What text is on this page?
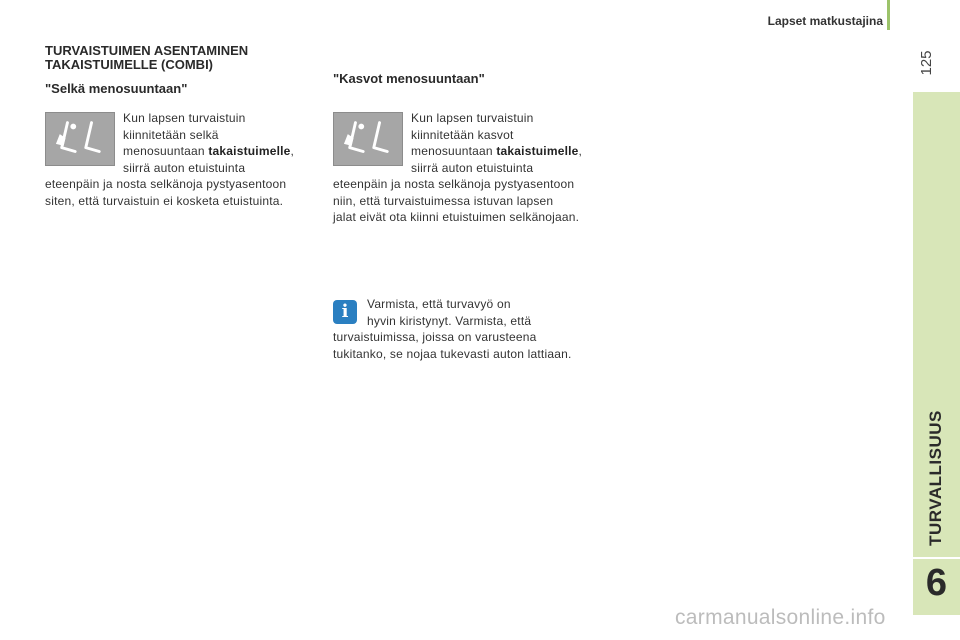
Lapset matkustajina
125
TURVALLISUUS
6
TURVAISTUIMEN ASENTAMINEN TAKAISTUIMELLE (COMBI)
"Selkä menosuuntaan"
Kun lapsen turvaistuin
kiinnitetään selkä
menosuuntaan takaistuimelle,
siirrä auton etuistuinta
eteenpäin ja nosta selkänoja pystyasentoon
siten, että turvaistuin ei kosketa etuistuinta.
"Kasvot menosuuntaan"
Kun lapsen turvaistuin
kiinnitetään kasvot
menosuuntaan takaistuimelle,
siirrä auton etuistuinta
eteenpäin ja nosta selkänoja pystyasentoon
niin, että turvaistuimessa istuvan lapsen
jalat eivät ota kiinni etuistuimen selkänojaan.
i	Varmista, että turvavyö on
hyvin kiristynyt. Varmista, että
turvaistuimissa, joissa on varusteena
tukitanko, se nojaa tukevasti auton lattiaan.
carmanualsonline.info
=======
▶ [WHAT YOU SHOULD DO]:
Quote the data above in full, leaving out the pictures it holds.

▶ [THE OUTPUT]:
What text is on this page?
Lapset matkustajina
125
TURVALLISUUS
6
TURVAISTUIMEN ASENTAMINEN TAKAISTUIMELLE (COMBI)
"Selkä menosuuntaan"
Kun lapsen turvaistuin
kiinnitetään selkä
menosuuntaan takaistuimelle,
siirrä auton etuistuinta
eteenpäin ja nosta selkänoja pystyasentoon
siten, että turvaistuin ei kosketa etuistuinta.
"Kasvot menosuuntaan"
Kun lapsen turvaistuin
kiinnitetään kasvot
menosuuntaan takaistuimelle,
siirrä auton etuistuinta
eteenpäin ja nosta selkänoja pystyasentoon
niin, että turvaistuimessa istuvan lapsen
jalat eivät ota kiinni etuistuimen selkänojaan.
i	Varmista, että turvavyö on
hyvin kiristynyt. Varmista, että
turvaistuimissa, joissa on varusteena
tukitanko, se nojaa tukevasti auton lattiaan.
carmanualsonline.info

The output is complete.